▸ THE RECORDS

· · ·

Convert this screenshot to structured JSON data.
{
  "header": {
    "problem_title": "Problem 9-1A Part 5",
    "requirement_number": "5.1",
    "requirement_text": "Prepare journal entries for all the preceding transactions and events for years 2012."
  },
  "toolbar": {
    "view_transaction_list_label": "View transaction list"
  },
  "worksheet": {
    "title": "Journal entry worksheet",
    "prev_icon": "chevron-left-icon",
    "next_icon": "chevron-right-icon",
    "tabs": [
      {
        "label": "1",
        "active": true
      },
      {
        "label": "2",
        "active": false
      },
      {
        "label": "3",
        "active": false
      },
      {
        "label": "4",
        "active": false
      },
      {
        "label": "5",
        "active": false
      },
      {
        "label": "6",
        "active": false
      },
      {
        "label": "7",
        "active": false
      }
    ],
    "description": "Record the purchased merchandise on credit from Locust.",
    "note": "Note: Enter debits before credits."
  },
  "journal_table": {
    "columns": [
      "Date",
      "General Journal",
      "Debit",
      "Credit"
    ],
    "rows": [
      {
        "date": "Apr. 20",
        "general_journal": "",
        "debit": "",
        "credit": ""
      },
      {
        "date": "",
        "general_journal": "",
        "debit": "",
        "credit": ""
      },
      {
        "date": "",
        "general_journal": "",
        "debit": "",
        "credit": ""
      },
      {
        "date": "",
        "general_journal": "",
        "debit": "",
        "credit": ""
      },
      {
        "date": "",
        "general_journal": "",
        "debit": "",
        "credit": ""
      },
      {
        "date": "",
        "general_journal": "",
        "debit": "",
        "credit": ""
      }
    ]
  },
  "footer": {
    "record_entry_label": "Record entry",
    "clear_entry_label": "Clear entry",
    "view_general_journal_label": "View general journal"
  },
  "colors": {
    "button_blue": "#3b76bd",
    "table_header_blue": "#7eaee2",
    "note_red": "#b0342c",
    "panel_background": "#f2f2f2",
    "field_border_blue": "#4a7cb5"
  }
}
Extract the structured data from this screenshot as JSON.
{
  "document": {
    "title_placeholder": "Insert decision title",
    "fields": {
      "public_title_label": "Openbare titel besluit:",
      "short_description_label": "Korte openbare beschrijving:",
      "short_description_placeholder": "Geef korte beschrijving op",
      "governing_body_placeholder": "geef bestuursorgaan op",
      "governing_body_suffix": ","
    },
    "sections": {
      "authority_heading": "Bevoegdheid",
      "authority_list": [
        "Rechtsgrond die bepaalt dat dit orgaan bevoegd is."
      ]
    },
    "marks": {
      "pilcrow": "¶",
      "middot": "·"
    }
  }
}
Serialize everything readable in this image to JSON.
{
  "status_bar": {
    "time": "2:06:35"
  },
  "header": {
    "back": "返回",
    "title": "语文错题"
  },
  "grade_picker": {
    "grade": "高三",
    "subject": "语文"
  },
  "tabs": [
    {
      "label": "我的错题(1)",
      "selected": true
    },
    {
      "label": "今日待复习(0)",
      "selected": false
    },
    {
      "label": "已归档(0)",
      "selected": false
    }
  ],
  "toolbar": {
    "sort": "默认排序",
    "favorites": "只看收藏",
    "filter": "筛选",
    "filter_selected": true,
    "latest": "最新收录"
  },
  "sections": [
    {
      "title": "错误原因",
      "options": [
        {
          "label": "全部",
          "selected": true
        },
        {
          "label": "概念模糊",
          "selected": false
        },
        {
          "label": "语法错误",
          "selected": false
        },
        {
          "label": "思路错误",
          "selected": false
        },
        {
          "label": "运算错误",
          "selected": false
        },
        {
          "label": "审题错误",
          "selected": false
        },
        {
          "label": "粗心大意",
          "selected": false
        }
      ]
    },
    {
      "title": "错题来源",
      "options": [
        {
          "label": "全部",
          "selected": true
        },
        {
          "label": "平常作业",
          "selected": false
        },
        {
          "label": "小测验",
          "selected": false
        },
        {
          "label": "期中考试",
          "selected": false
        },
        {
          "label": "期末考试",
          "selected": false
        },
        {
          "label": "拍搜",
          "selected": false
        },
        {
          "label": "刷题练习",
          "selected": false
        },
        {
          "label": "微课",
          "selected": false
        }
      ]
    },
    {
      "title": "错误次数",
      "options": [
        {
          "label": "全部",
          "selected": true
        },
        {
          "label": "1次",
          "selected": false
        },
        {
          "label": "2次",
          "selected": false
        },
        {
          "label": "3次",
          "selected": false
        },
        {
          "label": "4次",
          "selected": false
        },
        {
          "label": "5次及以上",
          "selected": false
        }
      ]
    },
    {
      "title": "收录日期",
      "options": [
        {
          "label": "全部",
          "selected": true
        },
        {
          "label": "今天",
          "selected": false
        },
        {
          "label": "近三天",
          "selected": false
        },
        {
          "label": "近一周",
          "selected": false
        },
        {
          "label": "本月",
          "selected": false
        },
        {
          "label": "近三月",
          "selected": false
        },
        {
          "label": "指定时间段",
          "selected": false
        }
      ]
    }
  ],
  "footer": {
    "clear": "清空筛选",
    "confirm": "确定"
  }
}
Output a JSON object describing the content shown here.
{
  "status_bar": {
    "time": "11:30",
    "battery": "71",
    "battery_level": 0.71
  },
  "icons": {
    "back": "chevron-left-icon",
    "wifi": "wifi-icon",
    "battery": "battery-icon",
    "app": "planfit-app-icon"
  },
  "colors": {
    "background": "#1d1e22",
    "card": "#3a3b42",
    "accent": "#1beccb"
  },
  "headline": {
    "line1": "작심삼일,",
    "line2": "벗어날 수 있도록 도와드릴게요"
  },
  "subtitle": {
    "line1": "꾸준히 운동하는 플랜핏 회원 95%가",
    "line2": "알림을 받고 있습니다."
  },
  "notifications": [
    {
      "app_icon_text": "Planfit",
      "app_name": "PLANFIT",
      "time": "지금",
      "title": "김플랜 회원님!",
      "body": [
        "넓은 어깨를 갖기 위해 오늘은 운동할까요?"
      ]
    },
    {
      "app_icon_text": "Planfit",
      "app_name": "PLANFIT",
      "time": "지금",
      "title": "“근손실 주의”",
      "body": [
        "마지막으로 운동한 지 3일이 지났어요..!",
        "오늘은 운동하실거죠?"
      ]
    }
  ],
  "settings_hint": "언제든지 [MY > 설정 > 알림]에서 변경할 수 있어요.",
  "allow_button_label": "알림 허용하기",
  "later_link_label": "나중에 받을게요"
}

· · ·

Gather each line that holds "screenshot".

▸ COMPLETE ANSWER
Convert this screenshot to structured JSON data.
Extract the structured data from this screenshot as JSON.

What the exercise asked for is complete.